* [Exercise instructions] Each entry below is to be duplicated verbatim.

* [Information supplied]
[BEGIN]

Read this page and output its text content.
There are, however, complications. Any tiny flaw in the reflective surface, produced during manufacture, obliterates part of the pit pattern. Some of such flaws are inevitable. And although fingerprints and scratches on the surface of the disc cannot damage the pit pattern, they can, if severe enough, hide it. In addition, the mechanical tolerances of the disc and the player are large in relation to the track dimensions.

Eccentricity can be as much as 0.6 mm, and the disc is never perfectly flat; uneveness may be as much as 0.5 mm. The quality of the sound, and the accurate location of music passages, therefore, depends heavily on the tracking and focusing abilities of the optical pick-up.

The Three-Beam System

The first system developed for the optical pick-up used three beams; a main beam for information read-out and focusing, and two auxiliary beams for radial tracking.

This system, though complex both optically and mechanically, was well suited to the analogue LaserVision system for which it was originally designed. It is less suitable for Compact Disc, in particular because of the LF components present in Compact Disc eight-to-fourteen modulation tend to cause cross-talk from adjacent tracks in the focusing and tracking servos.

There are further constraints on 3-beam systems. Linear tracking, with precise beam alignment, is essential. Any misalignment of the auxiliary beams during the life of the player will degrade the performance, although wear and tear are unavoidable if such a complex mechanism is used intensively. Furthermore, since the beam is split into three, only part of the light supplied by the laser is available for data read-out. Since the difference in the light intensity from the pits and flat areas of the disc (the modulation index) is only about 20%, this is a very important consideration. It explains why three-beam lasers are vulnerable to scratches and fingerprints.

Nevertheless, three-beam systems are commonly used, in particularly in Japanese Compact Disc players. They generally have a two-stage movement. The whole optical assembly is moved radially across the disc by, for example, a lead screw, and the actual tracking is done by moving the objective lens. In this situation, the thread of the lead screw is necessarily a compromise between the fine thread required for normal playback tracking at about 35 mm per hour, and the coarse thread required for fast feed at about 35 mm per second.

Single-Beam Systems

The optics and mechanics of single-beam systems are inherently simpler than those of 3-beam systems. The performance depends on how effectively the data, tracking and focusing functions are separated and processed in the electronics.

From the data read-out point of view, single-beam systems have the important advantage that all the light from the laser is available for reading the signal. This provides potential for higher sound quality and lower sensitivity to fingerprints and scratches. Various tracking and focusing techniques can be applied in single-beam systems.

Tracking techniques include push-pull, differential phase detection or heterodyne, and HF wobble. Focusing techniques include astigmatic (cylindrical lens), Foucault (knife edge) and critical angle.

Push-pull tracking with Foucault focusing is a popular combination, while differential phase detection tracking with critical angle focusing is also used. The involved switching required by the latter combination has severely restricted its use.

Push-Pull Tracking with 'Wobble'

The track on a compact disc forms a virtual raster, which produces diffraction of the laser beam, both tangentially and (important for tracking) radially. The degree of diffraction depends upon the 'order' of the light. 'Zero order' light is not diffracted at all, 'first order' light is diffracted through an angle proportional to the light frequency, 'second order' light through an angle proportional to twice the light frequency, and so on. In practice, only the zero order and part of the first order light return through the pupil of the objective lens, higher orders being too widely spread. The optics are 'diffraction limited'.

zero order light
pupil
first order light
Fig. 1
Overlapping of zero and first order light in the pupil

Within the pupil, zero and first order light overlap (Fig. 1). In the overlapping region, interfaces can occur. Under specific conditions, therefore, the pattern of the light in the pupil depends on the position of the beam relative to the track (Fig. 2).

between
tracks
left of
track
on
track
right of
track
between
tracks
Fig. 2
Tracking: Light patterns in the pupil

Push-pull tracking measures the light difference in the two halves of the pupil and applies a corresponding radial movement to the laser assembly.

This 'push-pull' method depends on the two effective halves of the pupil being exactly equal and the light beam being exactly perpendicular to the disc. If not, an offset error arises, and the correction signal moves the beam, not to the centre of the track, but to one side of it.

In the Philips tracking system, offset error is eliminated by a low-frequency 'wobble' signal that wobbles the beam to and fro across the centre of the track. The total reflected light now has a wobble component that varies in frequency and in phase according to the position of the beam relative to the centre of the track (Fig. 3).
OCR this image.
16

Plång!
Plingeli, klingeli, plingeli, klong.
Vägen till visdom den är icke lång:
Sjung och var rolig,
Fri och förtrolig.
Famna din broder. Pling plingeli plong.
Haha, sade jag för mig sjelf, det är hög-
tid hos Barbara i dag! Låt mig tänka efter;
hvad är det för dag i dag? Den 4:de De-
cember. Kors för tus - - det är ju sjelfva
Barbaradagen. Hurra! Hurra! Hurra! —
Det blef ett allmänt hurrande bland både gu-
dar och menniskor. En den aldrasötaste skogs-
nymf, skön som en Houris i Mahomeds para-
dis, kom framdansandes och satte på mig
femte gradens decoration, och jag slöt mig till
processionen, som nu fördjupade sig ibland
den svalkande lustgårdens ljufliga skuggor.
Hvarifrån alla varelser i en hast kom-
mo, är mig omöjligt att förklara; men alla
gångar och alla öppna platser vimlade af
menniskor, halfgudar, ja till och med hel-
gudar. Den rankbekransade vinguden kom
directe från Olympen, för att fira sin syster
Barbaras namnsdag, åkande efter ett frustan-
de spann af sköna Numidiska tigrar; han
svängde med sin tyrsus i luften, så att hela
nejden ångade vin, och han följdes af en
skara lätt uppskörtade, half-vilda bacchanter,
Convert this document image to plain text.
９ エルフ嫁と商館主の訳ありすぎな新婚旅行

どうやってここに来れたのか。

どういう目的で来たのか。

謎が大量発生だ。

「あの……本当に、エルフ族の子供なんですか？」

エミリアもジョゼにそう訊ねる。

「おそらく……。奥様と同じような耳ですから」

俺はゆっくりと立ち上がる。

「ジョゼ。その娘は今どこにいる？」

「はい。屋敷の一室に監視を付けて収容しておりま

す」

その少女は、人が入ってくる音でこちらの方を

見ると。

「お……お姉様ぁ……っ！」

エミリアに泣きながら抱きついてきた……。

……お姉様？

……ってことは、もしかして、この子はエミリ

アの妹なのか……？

[END]

* [Solution below]
Read this page and output its text content.
There are, however, complications. Any tiny flaw in the reflective surface, produced during manufacture, obliterates part of the pit pattern. Some of such flaws are inevitable. And although fingerprints and scratches on the surface of the disc cannot damage the pit pattern, they can, if severe enough, hide it. In addition, the mechanical tolerances of the disc and the player are large in relation to the track dimensions.

Eccentricity can be as much as 0.6 mm, and the disc is never perfectly flat; uneveness may be as much as 0.5 mm. The quality of the sound, and the accurate location of music passages, therefore, depends heavily on the tracking and focusing abilities of the optical pick-up.

The Three-Beam System

The first system developed for the optical pick-up used three beams; a main beam for information read-out and focusing, and two auxiliary beams for radial tracking.

This system, though complex both optically and mechanically, was well suited to the analogue LaserVision system for which it was originally designed. It is less suitable for Compact Disc, in particular because of the LF components present in Compact Disc eight-to-fourteen modulation tend to cause cross-talk from adjacent tracks in the focusing and tracking servos.

There are further constraints on 3-beam systems. Linear tracking, with precise beam alignment, is essential. Any misalignment of the auxiliary beams during the life of the player will degrade the performance, although wear and tear are unavoidable if such a complex mechanism is used intensively. Furthermore, since the beam is split into three, only part of the light supplied by the laser is available for data read-out. Since the difference in the light intensity from the pits and flat areas of the disc (the modulation index) is only about 20%, this is a very important consideration. It explains why three-beam lasers are vulnerable to scratches and fingerprints.

Nevertheless, three-beam systems are commonly used, in particularly in Japanese Compact Disc players. They generally have a two-stage movement. The whole optical assembly is moved radially across the disc by, for example, a lead screw, and the actual tracking is done by moving the objective lens. In this situation, the thread of the lead screw is necessarily a compromise between the fine thread required for normal playback tracking at about 35 mm per hour, and the coarse thread required for fast feed at about 35 mm per second.

Single-Beam Systems

The optics and mechanics of single-beam systems are inherently simpler than those of 3-beam systems. The performance depends on how effectively the data, tracking and focusing functions are separated and processed in the electronics.

From the data read-out point of view, single-beam systems have the important advantage that all the light from the laser is available for reading the signal. This provides potential for higher sound quality and lower sensitivity to fingerprints and scratches. Various tracking and focusing techniques can be applied in single-beam systems.

Tracking techniques include push-pull, differential phase detection or heterodyne, and HF wobble. Focusing techniques include astigmatic (cylindrical lens), Foucault (knife edge) and critical angle.

Push-pull tracking with Foucault focusing is a popular combination, while differential phase detection tracking with critical angle focusing is also used. The involved switching required by the latter combination has severely restricted its use.

Push-Pull Tracking with 'Wobble'

The track on a compact disc forms a virtual raster, which produces diffraction of the laser beam, both tangentially and (important for tracking) radially. The degree of diffraction depends upon the 'order' of the light. 'Zero order' light is not diffracted at all, 'first order' light is diffracted through an angle proportional to the light frequency, 'second order' light through an angle proportional to twice the light frequency, and so on. In practice, only the zero order and part of the first order light return through the pupil of the objective lens, higher orders being too widely spread. The optics are 'diffraction limited'.

zero order light
pupil
first order light
Fig. 1
Overlapping of zero and first order light in the pupil

Within the pupil, zero and first order light overlap (Fig. 1). In the overlapping region, interfaces can occur. Under specific conditions, therefore, the pattern of the light in the pupil depends on the position of the beam relative to the track (Fig. 2).

between
tracks
left of
track
on
track
right of
track
between
tracks
Fig. 2
Tracking: Light patterns in the pupil

Push-pull tracking measures the light difference in the two halves of the pupil and applies a corresponding radial movement to the laser assembly.

This 'push-pull' method depends on the two effective halves of the pupil being exactly equal and the light beam being exactly perpendicular to the disc. If not, an offset error arises, and the correction signal moves the beam, not to the centre of the track, but to one side of it.

In the Philips tracking system, offset error is eliminated by a low-frequency 'wobble' signal that wobbles the beam to and fro across the centre of the track. The total reflected light now has a wobble component that varies in frequency and in phase according to the position of the beam relative to the centre of the track (Fig. 3).
OCR this image.
16

Plång!
Plingeli, klingeli, plingeli, klong.
Vägen till visdom den är icke lång:
Sjung och var rolig,
Fri och förtrolig.
Famna din broder. Pling plingeli plong.
Haha, sade jag för mig sjelf, det är hög-
tid hos Barbara i dag! Låt mig tänka efter;
hvad är det för dag i dag? Den 4:de De-
cember. Kors för tus - - det är ju sjelfva
Barbaradagen. Hurra! Hurra! Hurra! —
Det blef ett allmänt hurrande bland både gu-
dar och menniskor. En den aldrasötaste skogs-
nymf, skön som en Houris i Mahomeds para-
dis, kom framdansandes och satte på mig
femte gradens decoration, och jag slöt mig till
processionen, som nu fördjupade sig ibland
den svalkande lustgårdens ljufliga skuggor.
Hvarifrån alla varelser i en hast kom-
mo, är mig omöjligt att förklara; men alla
gångar och alla öppna platser vimlade af
menniskor, halfgudar, ja till och med hel-
gudar. Den rankbekransade vinguden kom
directe från Olympen, för att fira sin syster
Barbaras namnsdag, åkande efter ett frustan-
de spann af sköna Numidiska tigrar; han
svängde med sin tyrsus i luften, så att hela
nejden ångade vin, och han följdes af en
skara lätt uppskörtade, half-vilda bacchanter,
Convert this document image to plain text.
９ エルフ嫁と商館主の訳ありすぎな新婚旅行

どうやってここに来れたのか。

どういう目的で来たのか。

謎が大量発生だ。

「あの……本当に、エルフ族の子供なんですか？」

エミリアもジョゼにそう訊ねる。

「おそらく……。奥様と同じような耳ですから」

俺はゆっくりと立ち上がる。

「ジョゼ。その娘は今どこにいる？」

「はい。屋敷の一室に監視を付けて収容しておりま

す」

その少女は、人が入ってくる音でこちらの方を

見ると。

「お……お姉様ぁ……っ！」

エミリアに泣きながら抱きついてきた……。

……お姉様？

……ってことは、もしかして、この子はエミリ

アの妹なのか……？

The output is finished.